··· PROVIDED MATERIAL ···
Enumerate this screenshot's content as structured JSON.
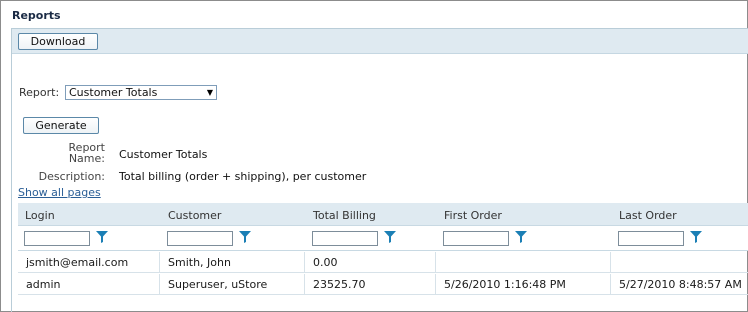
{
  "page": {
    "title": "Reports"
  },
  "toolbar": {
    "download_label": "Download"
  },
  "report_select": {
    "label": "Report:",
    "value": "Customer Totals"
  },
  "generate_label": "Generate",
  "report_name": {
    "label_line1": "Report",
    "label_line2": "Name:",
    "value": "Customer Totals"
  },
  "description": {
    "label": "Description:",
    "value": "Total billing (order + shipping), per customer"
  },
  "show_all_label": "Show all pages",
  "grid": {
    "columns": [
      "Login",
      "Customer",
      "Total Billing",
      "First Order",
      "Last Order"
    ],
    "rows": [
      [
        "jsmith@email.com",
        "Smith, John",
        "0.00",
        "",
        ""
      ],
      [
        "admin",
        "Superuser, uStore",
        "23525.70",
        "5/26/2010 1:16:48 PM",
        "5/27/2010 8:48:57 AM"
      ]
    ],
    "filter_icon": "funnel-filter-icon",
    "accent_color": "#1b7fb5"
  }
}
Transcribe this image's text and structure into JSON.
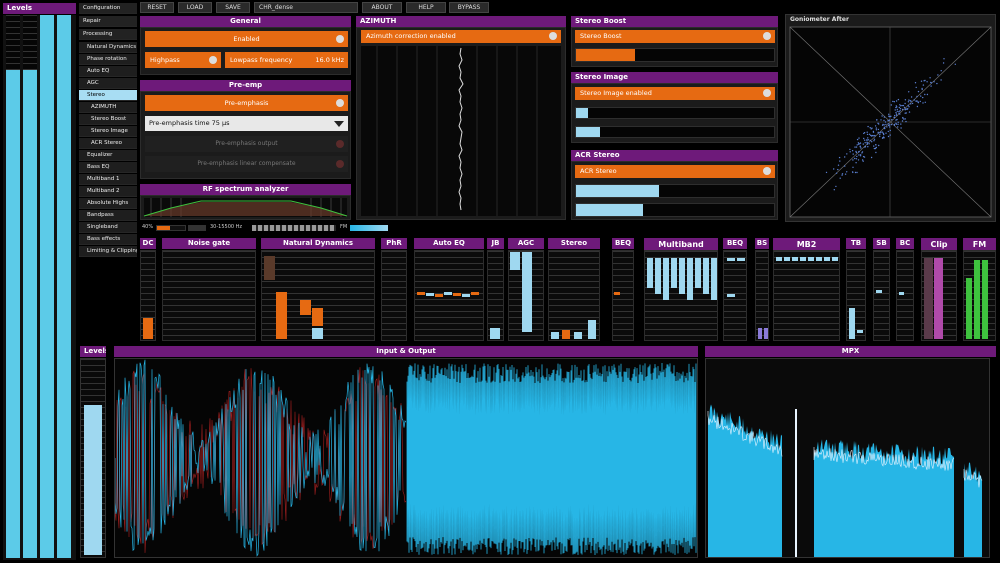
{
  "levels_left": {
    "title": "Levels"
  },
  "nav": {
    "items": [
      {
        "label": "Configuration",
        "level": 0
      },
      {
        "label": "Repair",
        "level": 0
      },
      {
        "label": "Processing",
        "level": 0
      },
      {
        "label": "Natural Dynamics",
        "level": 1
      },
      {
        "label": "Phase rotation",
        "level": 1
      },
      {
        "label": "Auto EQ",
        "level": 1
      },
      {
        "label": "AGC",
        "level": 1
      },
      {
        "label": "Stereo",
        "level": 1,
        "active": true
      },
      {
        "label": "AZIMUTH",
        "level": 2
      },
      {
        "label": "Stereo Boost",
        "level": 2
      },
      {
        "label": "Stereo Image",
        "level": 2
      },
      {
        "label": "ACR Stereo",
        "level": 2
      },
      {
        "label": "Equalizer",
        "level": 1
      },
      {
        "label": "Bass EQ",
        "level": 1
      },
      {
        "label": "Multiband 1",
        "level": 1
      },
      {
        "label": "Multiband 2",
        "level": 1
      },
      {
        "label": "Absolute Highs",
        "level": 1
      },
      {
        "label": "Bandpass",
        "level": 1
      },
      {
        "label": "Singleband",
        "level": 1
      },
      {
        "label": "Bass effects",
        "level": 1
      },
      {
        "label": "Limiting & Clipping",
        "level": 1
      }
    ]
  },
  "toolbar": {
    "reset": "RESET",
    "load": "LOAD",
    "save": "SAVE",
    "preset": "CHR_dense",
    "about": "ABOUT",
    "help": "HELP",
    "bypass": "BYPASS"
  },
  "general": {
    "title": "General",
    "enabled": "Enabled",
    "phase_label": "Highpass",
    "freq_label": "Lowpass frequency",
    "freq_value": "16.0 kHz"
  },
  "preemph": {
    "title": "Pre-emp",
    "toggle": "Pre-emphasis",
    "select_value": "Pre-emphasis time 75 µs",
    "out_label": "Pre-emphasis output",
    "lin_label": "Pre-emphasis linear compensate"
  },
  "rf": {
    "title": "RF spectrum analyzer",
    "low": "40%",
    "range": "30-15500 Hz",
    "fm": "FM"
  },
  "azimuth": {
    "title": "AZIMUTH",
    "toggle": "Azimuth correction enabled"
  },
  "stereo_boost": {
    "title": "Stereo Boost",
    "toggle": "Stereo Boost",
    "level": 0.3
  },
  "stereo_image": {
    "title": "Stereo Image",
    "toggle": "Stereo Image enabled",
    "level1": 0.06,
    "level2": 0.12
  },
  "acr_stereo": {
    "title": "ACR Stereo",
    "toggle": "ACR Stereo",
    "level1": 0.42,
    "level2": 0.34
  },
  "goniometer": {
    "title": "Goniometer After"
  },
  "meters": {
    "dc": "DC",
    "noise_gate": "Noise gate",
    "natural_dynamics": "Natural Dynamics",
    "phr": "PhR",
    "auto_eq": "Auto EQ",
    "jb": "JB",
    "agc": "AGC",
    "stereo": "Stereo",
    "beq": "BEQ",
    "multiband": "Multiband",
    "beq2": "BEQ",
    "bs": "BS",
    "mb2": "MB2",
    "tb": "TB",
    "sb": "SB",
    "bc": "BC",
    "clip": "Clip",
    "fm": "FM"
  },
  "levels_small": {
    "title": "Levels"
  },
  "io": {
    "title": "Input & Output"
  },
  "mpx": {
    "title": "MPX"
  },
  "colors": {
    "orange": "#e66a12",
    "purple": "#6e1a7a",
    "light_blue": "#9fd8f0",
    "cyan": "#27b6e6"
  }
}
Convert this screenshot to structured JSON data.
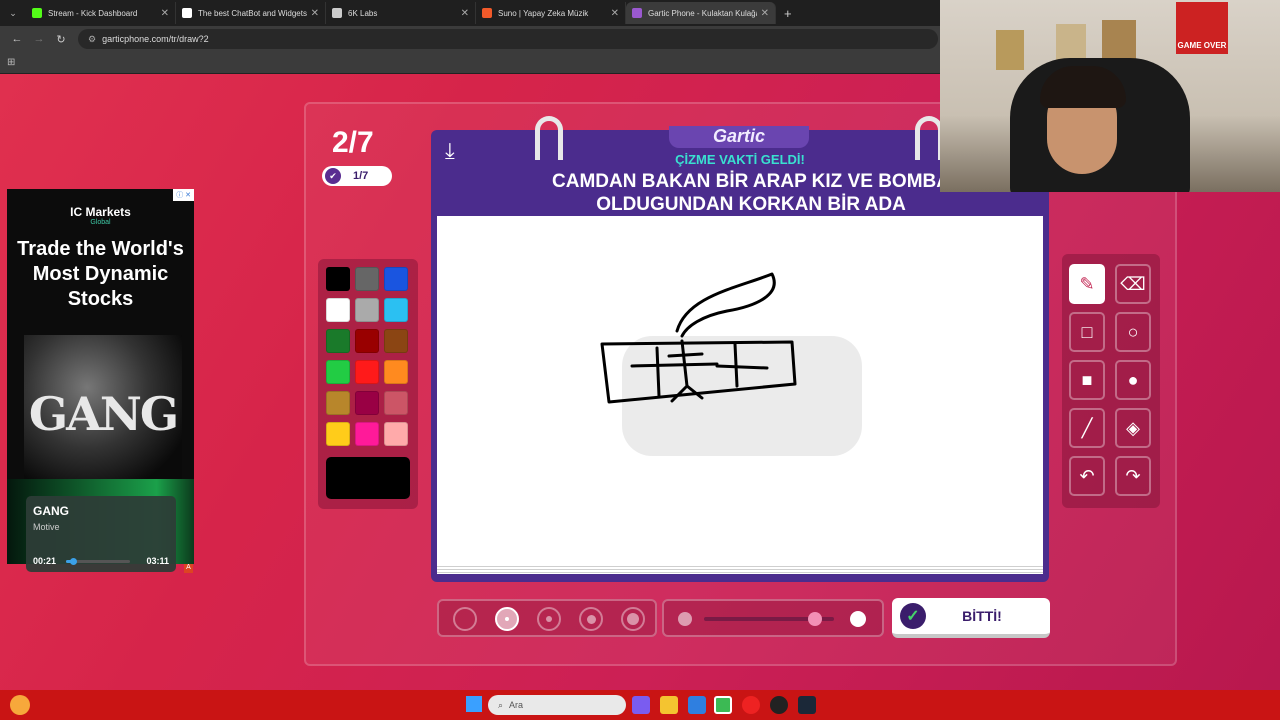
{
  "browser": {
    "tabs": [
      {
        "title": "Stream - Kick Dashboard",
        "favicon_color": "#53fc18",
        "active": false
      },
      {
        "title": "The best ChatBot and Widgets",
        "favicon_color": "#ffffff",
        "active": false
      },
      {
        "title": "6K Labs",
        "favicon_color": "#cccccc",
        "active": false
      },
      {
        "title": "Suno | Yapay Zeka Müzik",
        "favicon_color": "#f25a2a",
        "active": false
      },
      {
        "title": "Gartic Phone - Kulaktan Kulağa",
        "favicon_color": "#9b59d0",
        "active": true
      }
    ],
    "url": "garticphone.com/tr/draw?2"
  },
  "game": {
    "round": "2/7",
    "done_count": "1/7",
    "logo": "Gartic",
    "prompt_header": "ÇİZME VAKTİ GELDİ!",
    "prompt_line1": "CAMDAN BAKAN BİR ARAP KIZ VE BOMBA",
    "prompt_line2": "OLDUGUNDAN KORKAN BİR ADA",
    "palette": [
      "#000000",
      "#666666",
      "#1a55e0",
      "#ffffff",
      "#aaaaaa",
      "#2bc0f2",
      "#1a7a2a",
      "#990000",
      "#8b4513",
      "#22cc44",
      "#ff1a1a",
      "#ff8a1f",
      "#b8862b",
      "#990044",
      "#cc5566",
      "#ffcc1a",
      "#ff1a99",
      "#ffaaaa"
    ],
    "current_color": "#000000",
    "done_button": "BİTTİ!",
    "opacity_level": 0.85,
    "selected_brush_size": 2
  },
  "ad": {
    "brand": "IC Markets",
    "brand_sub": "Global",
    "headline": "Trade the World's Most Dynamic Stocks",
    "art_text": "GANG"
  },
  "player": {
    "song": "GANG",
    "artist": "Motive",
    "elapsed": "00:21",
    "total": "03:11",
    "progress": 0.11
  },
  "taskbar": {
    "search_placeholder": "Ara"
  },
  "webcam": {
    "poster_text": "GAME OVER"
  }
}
···
### WHAT YOU SHOULD DO:
State the number of lines in these entries that include the string "emphasis". Provide nothing beyond that number.

### RESULT OF THE TASK:
4